▶ [EXERCISE DETAILS]: Gather all lines from the material that contain the word "locations".

..............................

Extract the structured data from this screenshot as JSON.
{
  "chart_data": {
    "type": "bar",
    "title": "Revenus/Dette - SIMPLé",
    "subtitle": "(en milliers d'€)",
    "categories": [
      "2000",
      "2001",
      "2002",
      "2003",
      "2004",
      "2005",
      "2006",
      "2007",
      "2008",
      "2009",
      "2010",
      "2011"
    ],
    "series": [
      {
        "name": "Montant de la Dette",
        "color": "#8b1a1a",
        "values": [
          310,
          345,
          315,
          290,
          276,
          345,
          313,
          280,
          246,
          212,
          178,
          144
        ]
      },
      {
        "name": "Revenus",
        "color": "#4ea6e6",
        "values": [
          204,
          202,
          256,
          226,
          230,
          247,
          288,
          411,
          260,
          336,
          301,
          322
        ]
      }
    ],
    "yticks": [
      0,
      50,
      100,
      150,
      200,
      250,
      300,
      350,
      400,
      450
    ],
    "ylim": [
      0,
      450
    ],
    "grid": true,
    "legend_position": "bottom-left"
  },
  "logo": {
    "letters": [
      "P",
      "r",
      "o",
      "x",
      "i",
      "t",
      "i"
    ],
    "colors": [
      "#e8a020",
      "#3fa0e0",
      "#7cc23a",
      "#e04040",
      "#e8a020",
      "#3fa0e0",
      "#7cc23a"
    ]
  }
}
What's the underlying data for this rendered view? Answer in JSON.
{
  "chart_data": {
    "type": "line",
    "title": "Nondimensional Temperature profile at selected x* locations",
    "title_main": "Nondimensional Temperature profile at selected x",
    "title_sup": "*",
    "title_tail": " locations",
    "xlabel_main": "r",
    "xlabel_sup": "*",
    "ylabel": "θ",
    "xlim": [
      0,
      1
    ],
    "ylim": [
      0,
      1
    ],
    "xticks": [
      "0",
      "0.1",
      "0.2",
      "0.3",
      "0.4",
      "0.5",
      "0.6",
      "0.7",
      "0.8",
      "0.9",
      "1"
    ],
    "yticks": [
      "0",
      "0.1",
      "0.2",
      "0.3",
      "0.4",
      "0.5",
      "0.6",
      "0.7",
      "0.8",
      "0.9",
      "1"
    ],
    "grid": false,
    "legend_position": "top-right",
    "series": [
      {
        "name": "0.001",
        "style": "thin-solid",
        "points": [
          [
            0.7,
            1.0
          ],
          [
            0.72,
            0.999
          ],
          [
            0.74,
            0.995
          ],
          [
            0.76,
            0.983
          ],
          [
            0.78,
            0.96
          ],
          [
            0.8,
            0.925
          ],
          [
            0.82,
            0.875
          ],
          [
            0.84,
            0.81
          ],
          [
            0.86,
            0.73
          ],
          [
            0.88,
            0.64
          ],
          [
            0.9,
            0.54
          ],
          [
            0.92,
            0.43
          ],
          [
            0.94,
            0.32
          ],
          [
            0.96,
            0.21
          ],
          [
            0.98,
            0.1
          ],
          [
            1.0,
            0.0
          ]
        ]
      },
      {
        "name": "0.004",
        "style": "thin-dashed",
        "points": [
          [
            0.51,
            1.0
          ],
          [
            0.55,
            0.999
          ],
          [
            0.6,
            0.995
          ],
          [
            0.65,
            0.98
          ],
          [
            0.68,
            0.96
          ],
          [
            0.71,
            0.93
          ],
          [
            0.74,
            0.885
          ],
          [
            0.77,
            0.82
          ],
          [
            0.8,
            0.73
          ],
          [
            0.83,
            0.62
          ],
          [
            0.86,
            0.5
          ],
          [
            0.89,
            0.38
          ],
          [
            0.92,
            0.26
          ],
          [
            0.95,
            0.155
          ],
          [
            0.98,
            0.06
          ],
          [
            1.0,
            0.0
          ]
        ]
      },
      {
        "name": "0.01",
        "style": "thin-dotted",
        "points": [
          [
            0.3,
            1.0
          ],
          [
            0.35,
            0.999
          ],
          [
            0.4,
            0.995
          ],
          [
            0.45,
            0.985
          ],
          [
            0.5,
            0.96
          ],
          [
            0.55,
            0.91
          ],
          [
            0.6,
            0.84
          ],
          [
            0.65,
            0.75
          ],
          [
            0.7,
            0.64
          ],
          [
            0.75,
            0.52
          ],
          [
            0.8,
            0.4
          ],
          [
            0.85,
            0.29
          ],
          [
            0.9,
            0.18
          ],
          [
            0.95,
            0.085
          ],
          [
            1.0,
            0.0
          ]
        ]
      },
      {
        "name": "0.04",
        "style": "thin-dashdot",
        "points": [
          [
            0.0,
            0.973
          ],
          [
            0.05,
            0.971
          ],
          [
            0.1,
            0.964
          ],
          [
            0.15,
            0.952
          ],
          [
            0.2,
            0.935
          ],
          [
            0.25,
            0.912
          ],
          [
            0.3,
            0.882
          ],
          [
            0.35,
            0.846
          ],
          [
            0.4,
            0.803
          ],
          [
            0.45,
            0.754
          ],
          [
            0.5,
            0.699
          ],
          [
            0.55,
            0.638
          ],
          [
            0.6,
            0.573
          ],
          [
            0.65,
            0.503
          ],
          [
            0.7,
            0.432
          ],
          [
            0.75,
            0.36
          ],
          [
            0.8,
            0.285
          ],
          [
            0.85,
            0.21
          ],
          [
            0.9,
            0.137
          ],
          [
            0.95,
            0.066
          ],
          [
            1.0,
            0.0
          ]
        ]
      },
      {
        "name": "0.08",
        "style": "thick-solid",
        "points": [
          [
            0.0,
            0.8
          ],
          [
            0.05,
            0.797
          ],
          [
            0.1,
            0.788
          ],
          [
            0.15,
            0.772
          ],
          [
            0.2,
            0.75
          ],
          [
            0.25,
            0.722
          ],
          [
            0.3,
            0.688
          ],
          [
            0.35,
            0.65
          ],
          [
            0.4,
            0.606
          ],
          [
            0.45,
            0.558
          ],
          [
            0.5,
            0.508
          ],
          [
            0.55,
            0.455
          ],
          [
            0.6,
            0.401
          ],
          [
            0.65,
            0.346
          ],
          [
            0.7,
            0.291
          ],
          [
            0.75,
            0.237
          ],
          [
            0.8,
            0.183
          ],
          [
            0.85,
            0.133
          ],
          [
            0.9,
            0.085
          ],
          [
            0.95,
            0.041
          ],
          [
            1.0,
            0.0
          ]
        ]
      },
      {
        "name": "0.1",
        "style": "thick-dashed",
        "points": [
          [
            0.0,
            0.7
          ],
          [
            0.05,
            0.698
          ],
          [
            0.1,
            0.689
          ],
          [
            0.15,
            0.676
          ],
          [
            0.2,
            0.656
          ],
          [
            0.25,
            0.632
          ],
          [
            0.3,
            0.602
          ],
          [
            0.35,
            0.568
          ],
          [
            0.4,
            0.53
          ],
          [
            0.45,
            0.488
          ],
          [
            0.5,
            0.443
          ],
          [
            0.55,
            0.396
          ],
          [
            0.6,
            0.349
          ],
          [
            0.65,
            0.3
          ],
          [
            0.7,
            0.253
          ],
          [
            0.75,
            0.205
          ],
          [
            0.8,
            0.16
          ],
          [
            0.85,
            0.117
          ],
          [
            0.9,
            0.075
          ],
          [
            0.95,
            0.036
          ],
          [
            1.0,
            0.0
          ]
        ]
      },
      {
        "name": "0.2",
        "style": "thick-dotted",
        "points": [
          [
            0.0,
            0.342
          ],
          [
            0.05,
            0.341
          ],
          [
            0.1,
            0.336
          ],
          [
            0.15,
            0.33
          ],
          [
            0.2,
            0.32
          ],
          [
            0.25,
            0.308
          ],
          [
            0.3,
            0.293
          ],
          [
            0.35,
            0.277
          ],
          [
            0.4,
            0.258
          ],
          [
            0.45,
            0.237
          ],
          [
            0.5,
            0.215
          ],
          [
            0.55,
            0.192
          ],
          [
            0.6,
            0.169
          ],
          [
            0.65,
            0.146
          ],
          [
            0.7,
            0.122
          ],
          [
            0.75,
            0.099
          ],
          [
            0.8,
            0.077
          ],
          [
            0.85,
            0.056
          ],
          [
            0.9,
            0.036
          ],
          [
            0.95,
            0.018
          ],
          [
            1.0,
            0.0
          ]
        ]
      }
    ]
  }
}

..............................

▶ [RESPONSE TO THIS EXERCISE]:
    "title": "Nondimensional Temperature profile at selected x* locations",
    "title_tail": " locations",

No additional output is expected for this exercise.